--- start of DATA EXCERPTS ---

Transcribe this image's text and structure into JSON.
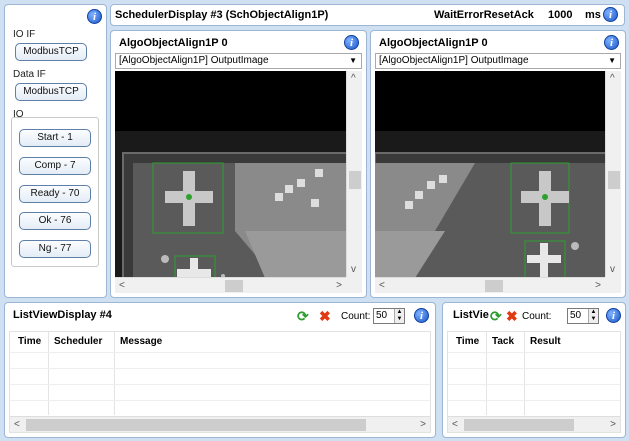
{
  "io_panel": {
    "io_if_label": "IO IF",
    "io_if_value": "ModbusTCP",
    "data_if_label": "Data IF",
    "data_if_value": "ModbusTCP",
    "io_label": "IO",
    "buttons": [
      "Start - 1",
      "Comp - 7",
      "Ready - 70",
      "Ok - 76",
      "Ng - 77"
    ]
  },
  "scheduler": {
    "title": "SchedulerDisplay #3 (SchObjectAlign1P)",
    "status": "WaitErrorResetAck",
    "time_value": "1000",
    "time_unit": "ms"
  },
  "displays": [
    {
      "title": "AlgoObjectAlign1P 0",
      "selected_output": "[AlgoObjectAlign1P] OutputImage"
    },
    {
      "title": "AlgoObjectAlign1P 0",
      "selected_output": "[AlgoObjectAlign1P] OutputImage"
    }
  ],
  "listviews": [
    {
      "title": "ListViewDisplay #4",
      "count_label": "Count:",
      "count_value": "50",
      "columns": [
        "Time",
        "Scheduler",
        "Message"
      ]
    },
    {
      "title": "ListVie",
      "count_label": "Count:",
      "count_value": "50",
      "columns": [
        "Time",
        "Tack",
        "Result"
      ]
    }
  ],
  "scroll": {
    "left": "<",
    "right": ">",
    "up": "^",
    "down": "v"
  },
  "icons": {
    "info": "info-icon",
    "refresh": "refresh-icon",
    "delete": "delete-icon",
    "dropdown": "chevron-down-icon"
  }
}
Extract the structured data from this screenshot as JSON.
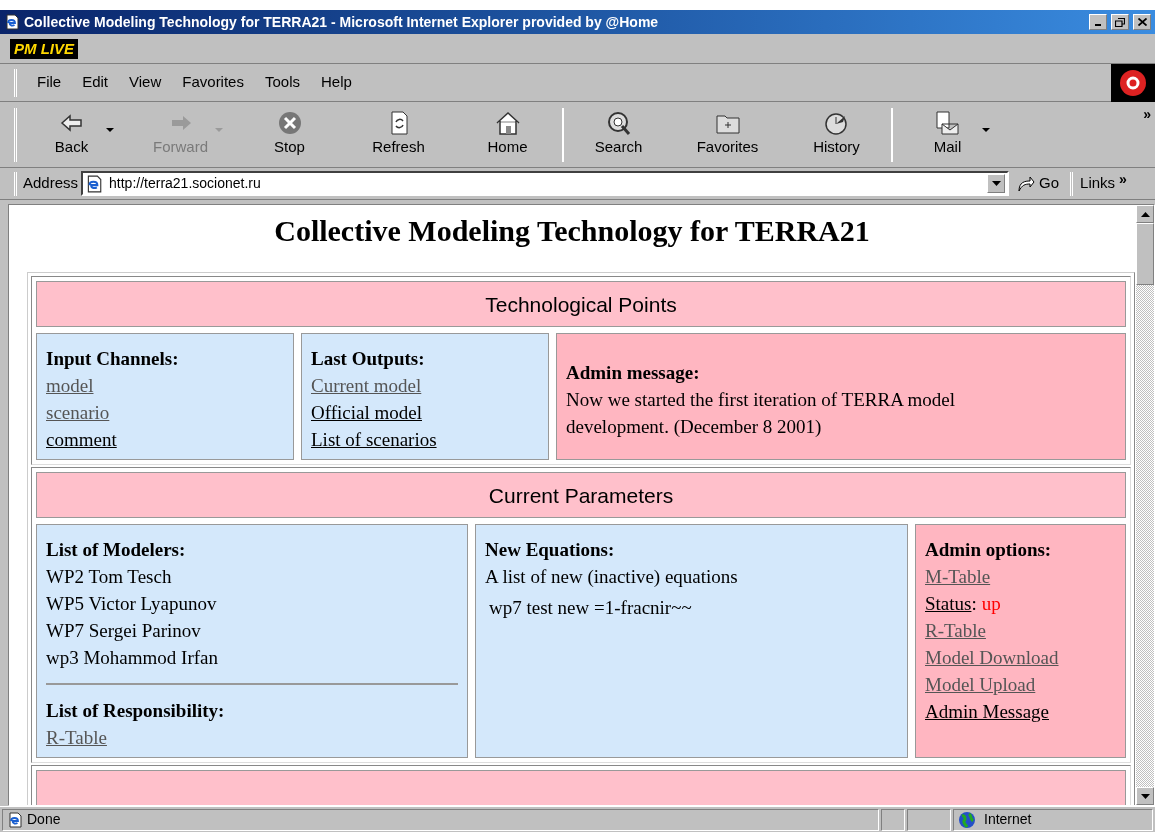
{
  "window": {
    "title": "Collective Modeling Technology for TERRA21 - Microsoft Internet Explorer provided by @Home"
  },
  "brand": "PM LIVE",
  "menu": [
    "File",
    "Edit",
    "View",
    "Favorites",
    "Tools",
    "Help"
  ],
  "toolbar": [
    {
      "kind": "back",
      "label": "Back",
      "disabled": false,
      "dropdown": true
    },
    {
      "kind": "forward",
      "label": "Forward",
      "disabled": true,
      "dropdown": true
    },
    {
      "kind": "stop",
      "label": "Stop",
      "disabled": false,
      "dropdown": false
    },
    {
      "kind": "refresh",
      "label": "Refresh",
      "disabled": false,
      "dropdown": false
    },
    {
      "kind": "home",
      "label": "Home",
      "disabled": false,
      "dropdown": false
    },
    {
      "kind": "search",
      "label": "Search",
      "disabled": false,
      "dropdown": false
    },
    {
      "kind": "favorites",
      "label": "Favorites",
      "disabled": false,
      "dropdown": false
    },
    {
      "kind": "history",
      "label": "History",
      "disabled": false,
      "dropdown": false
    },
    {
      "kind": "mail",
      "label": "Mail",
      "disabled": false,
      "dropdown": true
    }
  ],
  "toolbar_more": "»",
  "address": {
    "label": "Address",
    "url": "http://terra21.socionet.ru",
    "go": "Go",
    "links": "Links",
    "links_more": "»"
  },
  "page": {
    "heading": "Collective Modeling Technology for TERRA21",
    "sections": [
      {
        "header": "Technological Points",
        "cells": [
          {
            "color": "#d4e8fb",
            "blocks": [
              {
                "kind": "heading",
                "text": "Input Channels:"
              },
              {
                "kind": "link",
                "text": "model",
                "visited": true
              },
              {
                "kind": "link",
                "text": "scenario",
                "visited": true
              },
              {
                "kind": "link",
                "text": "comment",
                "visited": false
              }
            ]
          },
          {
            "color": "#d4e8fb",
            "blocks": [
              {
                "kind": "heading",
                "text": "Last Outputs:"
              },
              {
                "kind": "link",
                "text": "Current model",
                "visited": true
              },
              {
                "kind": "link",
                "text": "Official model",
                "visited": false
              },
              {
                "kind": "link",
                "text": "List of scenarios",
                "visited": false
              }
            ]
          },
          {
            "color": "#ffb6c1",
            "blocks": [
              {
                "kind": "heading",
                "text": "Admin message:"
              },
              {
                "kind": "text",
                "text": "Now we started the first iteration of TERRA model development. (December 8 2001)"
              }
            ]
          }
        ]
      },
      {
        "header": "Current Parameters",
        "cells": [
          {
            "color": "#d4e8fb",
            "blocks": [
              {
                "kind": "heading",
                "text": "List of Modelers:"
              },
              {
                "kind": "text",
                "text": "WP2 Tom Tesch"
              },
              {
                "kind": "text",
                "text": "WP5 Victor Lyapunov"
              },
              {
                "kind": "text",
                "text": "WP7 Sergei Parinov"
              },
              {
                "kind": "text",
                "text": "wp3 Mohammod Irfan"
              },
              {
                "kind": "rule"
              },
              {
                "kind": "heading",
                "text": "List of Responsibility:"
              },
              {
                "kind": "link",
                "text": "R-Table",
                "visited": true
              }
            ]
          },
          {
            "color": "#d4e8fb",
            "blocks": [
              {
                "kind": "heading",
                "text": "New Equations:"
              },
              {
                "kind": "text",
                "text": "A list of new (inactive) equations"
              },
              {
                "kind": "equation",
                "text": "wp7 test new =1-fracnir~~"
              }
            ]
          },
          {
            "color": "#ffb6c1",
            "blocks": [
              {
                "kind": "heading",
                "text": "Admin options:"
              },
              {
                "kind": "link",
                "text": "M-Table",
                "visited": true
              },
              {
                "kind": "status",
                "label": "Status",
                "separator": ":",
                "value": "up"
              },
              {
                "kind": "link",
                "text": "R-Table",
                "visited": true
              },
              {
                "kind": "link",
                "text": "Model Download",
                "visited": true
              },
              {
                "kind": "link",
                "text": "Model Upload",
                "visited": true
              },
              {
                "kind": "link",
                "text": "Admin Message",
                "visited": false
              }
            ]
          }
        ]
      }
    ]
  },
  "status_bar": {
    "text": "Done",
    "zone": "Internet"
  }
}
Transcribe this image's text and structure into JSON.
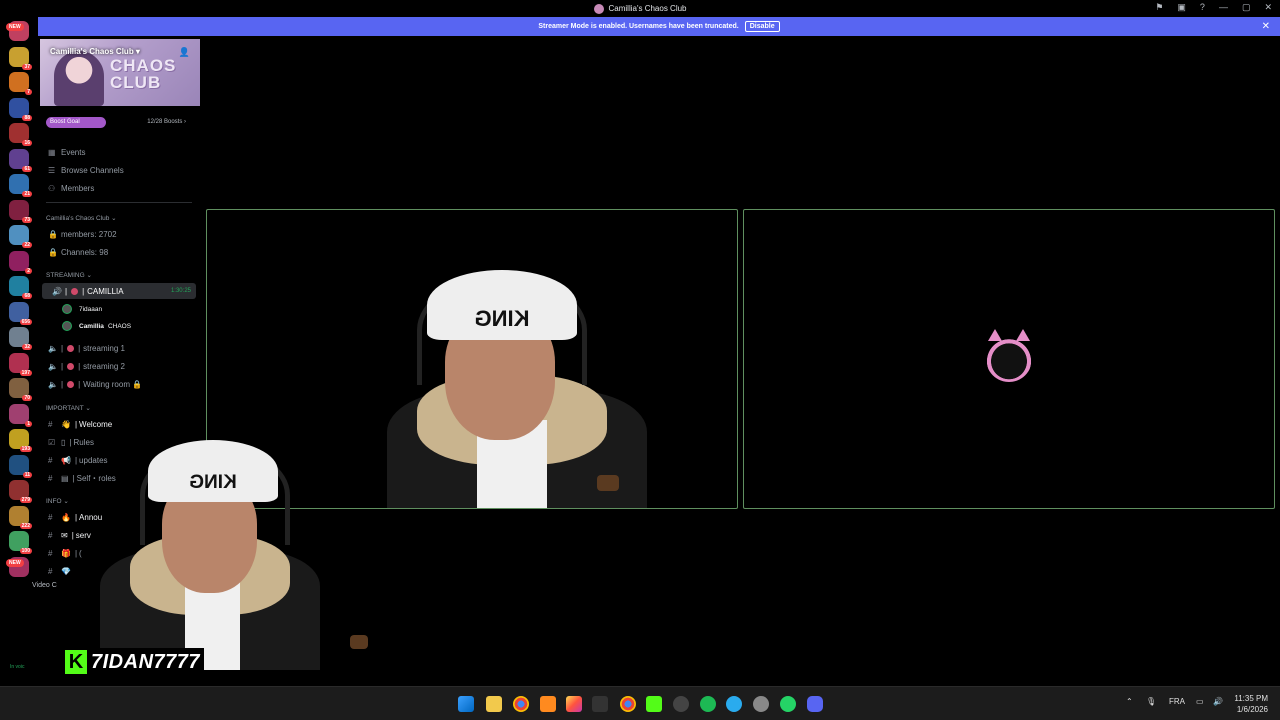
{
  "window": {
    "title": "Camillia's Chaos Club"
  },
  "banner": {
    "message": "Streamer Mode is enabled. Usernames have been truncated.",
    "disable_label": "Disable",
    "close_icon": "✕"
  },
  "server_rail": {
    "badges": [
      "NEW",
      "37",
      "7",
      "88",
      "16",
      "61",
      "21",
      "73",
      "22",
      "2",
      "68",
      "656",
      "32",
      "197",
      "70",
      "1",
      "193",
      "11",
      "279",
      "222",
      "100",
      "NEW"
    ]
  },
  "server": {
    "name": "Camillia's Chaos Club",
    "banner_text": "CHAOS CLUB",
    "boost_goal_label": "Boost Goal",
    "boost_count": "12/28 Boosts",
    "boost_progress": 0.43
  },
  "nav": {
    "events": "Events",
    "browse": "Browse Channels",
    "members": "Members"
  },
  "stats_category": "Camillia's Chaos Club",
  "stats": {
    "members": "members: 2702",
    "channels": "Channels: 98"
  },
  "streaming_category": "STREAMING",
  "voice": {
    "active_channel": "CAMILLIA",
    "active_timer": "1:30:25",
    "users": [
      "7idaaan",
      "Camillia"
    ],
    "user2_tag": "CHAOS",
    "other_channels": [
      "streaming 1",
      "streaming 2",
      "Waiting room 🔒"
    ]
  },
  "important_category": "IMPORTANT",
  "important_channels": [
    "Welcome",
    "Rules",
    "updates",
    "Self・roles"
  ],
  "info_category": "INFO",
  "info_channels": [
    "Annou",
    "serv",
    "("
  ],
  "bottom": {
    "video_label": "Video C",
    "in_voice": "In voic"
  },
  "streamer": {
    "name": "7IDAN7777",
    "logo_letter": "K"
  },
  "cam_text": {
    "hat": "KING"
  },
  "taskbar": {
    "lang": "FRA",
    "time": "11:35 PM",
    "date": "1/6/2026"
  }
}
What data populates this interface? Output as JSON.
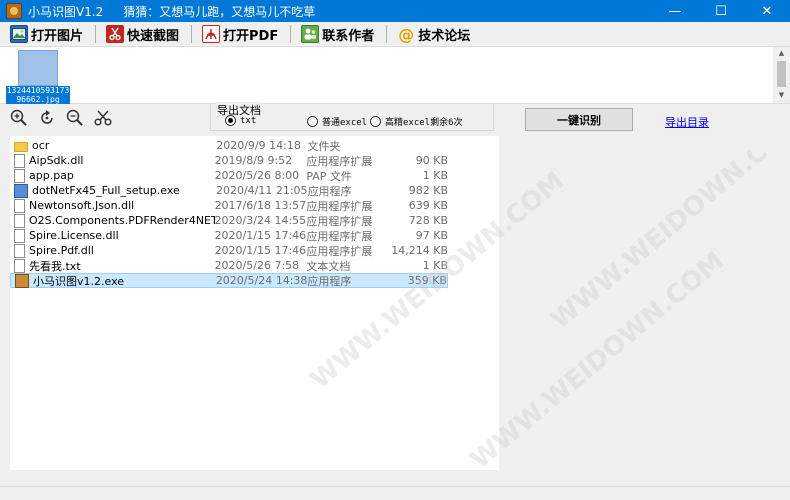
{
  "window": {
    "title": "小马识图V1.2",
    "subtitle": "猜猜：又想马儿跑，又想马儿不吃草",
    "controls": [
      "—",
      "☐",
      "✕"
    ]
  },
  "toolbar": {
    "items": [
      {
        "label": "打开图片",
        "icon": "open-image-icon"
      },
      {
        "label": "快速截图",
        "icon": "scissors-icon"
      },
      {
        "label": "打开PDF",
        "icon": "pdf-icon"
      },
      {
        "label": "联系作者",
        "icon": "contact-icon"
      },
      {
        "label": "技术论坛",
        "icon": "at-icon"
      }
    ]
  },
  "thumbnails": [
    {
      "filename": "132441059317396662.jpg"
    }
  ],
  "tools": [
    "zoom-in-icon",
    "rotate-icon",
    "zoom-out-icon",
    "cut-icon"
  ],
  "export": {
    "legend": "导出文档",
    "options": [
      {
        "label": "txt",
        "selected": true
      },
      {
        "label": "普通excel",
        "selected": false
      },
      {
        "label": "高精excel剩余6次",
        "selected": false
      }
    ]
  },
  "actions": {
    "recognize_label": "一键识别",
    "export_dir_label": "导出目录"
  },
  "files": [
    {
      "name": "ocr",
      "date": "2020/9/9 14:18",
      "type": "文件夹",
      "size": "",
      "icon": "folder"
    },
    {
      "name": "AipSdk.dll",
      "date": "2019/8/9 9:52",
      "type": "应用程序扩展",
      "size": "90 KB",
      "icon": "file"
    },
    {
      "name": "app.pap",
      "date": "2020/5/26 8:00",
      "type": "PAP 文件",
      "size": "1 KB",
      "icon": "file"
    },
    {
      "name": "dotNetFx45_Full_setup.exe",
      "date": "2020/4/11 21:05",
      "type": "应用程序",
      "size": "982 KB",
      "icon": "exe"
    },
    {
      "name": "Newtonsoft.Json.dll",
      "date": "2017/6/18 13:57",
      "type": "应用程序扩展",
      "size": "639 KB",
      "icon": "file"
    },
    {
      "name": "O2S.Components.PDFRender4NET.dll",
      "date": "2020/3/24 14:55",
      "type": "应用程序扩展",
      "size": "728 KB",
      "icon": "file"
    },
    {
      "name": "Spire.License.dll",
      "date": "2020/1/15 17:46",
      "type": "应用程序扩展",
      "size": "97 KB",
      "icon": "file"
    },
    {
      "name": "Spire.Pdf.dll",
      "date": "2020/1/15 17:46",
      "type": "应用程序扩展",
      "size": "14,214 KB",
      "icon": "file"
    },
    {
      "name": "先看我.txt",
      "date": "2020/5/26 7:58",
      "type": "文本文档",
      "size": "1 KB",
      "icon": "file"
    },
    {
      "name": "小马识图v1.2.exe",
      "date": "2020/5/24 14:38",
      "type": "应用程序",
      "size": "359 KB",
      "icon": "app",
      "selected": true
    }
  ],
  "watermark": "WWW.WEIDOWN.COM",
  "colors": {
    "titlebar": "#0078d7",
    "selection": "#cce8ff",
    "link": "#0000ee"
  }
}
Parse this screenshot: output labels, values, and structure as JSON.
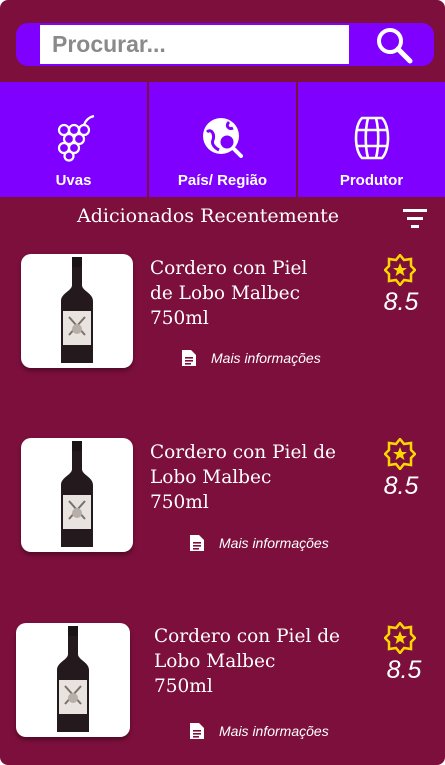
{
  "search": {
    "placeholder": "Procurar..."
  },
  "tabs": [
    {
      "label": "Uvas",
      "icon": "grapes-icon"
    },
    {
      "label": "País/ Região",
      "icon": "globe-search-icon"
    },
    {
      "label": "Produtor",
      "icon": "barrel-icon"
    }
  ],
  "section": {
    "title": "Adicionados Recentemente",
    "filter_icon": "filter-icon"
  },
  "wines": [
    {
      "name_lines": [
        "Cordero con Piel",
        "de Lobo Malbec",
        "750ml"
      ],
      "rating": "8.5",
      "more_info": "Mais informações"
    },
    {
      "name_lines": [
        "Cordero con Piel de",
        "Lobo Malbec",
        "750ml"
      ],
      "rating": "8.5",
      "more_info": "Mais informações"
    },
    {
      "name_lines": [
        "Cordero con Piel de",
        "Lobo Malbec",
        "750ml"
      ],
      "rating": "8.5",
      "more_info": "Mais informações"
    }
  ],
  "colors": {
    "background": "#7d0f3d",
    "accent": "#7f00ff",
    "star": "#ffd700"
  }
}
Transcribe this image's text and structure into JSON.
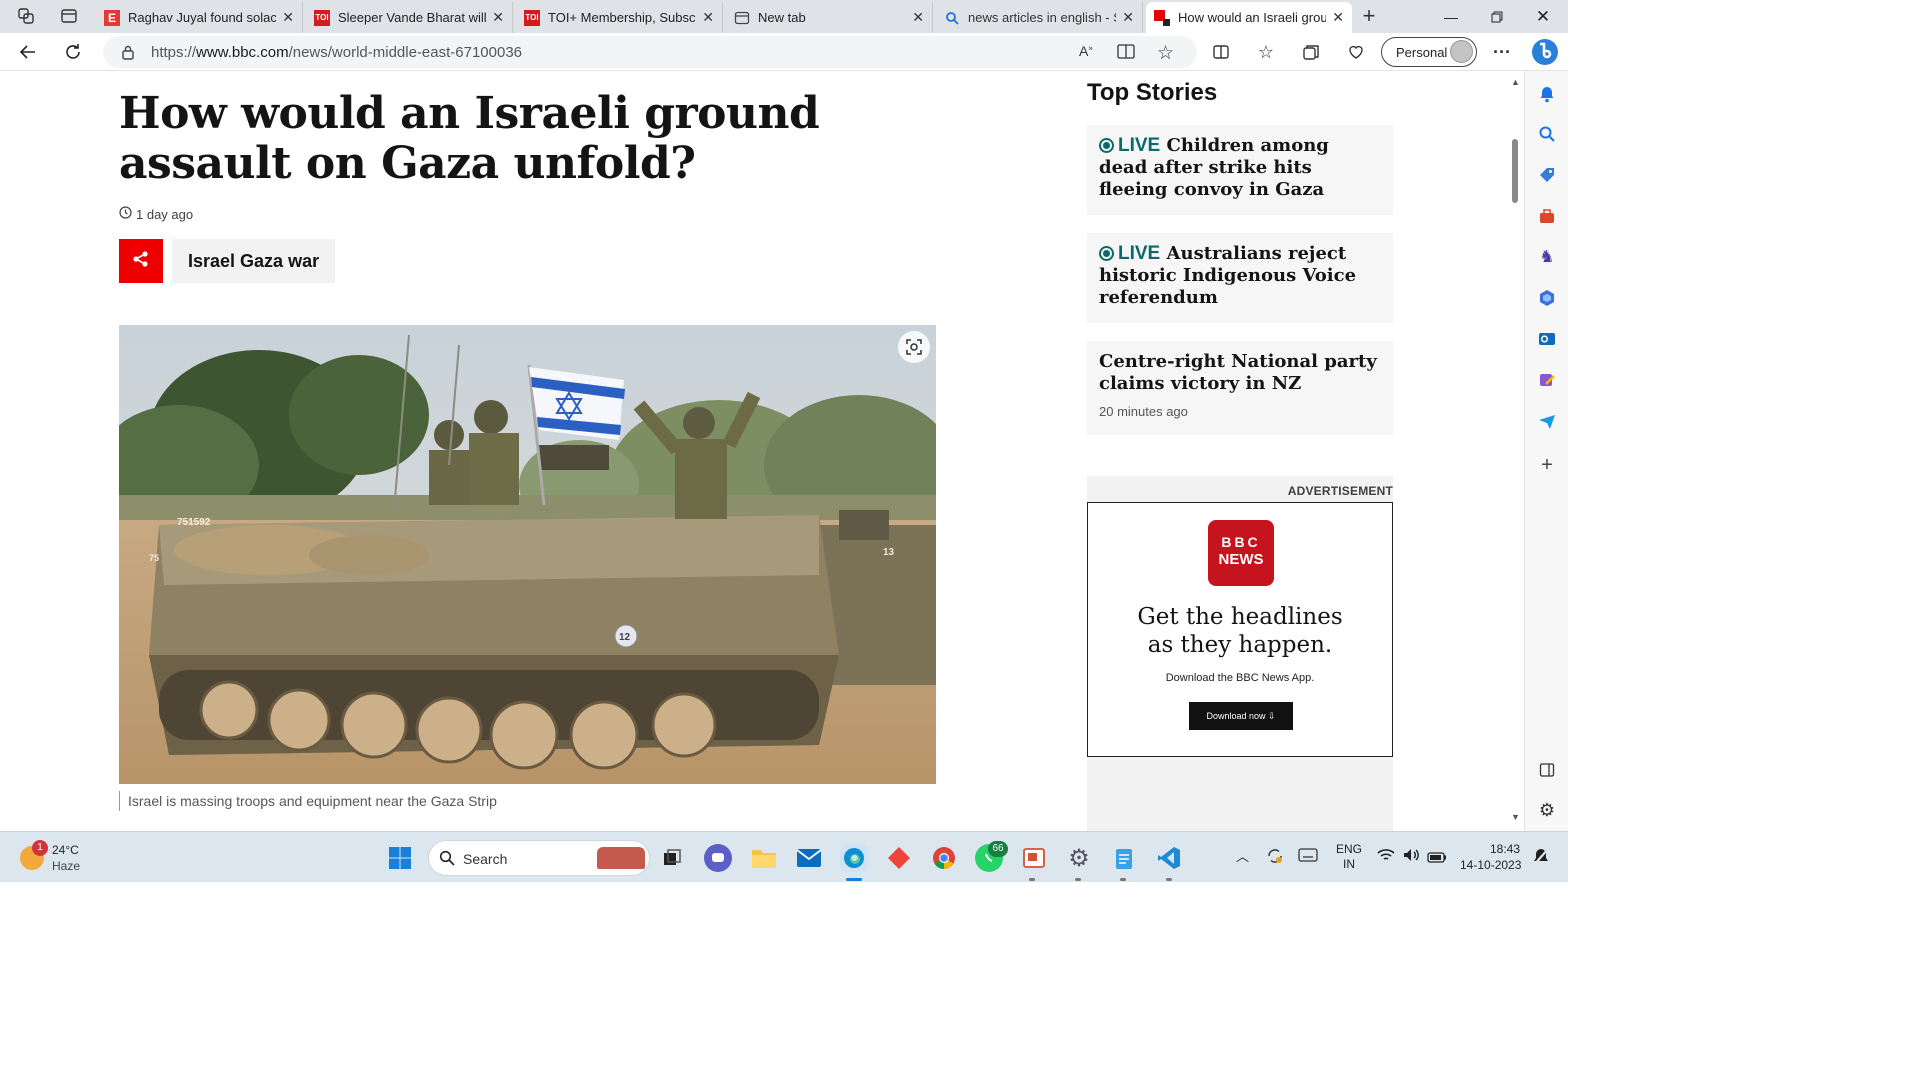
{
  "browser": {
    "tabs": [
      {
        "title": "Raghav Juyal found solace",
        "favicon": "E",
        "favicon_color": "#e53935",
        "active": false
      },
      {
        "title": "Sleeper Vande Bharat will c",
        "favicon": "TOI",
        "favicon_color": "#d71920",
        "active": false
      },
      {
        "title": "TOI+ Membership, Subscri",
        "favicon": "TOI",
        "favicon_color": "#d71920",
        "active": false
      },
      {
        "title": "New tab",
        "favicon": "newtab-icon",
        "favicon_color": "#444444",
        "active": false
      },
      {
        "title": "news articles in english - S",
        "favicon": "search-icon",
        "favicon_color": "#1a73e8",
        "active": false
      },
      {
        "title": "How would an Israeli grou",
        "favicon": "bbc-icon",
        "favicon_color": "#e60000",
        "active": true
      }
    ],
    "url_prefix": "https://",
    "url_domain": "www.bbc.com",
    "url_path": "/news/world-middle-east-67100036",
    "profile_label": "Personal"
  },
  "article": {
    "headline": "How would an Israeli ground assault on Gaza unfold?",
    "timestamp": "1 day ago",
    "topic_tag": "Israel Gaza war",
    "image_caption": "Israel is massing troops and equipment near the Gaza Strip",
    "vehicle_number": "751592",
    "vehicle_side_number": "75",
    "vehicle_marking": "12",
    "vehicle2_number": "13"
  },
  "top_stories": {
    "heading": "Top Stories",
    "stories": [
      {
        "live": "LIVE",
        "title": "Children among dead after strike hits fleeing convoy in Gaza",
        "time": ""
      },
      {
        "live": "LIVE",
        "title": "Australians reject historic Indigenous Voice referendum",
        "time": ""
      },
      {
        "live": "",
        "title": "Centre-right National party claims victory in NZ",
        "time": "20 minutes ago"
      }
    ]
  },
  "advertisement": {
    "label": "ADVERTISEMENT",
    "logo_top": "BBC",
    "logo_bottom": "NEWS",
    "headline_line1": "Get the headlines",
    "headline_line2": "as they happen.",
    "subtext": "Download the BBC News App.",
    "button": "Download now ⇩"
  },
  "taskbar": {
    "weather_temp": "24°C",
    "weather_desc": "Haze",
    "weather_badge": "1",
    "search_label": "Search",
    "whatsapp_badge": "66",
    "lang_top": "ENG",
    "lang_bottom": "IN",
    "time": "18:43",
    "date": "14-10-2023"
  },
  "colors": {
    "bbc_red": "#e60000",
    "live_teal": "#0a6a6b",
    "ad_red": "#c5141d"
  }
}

--- end of DATA EXCERPTS ---

- [WHAT YOU SHOULD DO]:
Every line of the records that includes the word "Collective" should be gathered.

- [WRITTEN SOLUTION]:
    "title": "Collective Modeling Technology for TERRA21 - Microsoft Internet Explorer provided by @Home"
    "heading": "Collective Modeling Technology for TERRA21",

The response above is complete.